Below are records to repeat exactly. Omit the pictures from the copy.

── RECORD EXTRACTS ──

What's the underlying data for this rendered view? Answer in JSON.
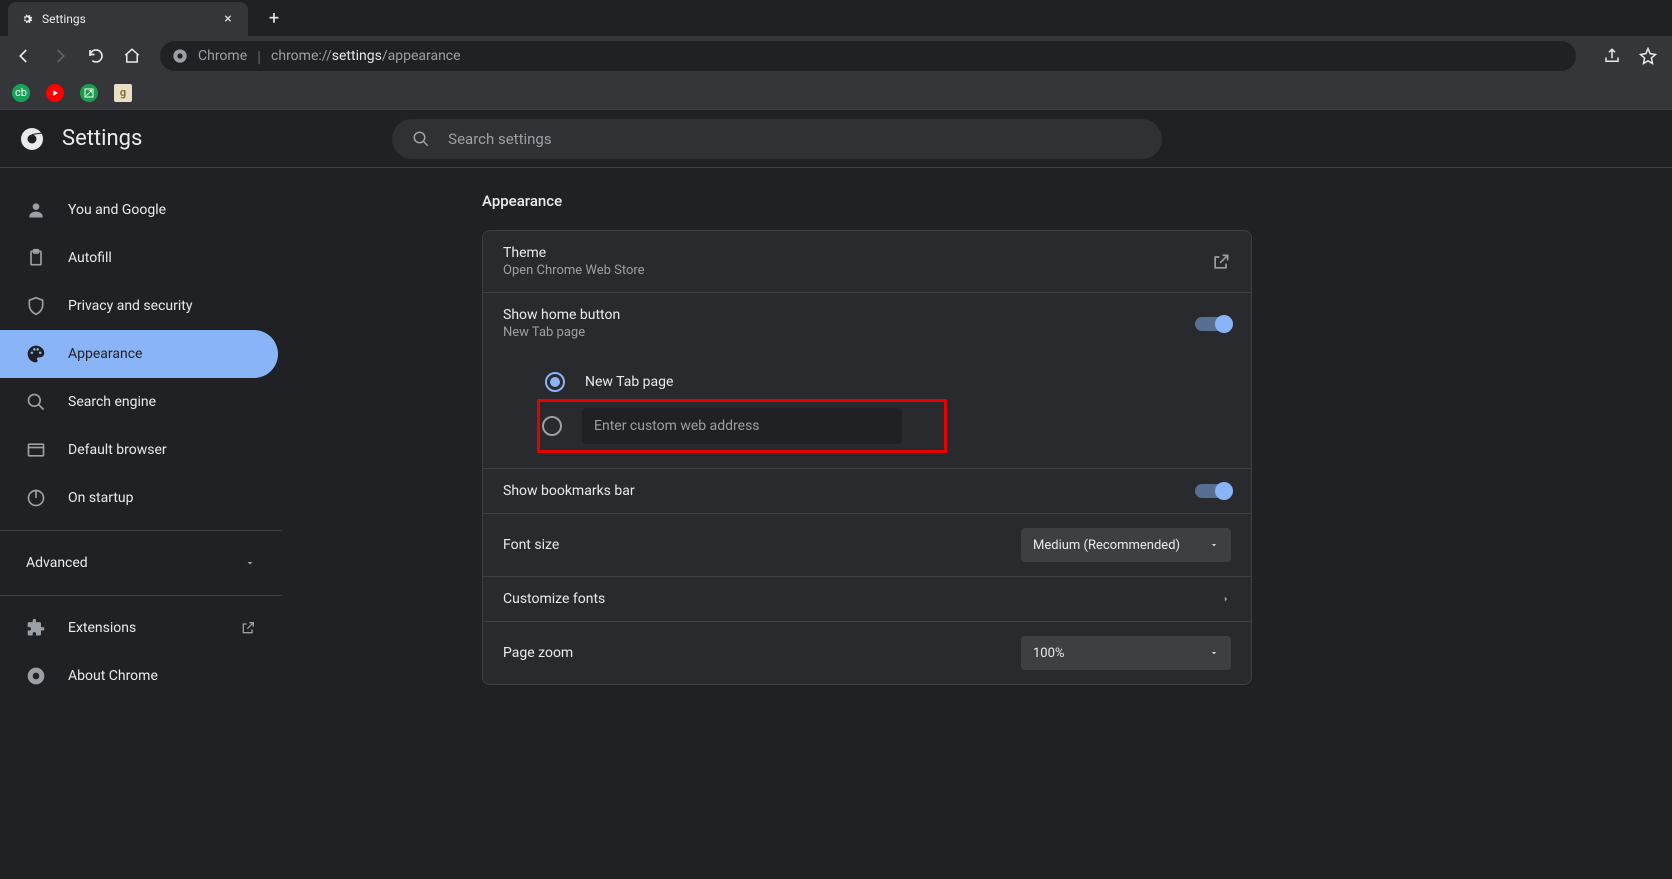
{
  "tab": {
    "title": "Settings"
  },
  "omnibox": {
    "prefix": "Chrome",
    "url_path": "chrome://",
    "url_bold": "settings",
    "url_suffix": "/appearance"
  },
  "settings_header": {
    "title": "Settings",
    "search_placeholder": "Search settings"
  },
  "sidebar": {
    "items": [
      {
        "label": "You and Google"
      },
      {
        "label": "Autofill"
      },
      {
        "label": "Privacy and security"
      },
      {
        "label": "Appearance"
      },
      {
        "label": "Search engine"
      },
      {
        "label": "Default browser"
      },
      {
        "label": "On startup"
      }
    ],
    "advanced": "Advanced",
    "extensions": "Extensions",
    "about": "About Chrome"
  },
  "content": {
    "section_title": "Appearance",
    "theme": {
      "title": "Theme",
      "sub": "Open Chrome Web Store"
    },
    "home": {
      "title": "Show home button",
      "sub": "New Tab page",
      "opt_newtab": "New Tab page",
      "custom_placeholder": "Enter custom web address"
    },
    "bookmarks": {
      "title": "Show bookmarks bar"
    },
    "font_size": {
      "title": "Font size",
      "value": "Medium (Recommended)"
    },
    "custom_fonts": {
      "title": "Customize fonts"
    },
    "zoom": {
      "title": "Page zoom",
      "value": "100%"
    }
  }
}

───

FINISHED TASK:
What's the underlying data for this rendered view? Answer in JSON.
{
  "tab": {
    "title": "Settings"
  },
  "omnibox": {
    "prefix": "Chrome",
    "url_path": "chrome://",
    "url_bold": "settings",
    "url_suffix": "/appearance"
  },
  "settings_header": {
    "title": "Settings",
    "search_placeholder": "Search settings"
  },
  "sidebar": {
    "items": [
      {
        "label": "You and Google"
      },
      {
        "label": "Autofill"
      },
      {
        "label": "Privacy and security"
      },
      {
        "label": "Appearance"
      },
      {
        "label": "Search engine"
      },
      {
        "label": "Default browser"
      },
      {
        "label": "On startup"
      }
    ],
    "advanced": "Advanced",
    "extensions": "Extensions",
    "about": "About Chrome"
  },
  "content": {
    "section_title": "Appearance",
    "theme": {
      "title": "Theme",
      "sub": "Open Chrome Web Store"
    },
    "home": {
      "title": "Show home button",
      "sub": "New Tab page",
      "opt_newtab": "New Tab page",
      "custom_placeholder": "Enter custom web address"
    },
    "bookmarks": {
      "title": "Show bookmarks bar"
    },
    "font_size": {
      "title": "Font size",
      "value": "Medium (Recommended)"
    },
    "custom_fonts": {
      "title": "Customize fonts"
    },
    "zoom": {
      "title": "Page zoom",
      "value": "100%"
    }
  }
}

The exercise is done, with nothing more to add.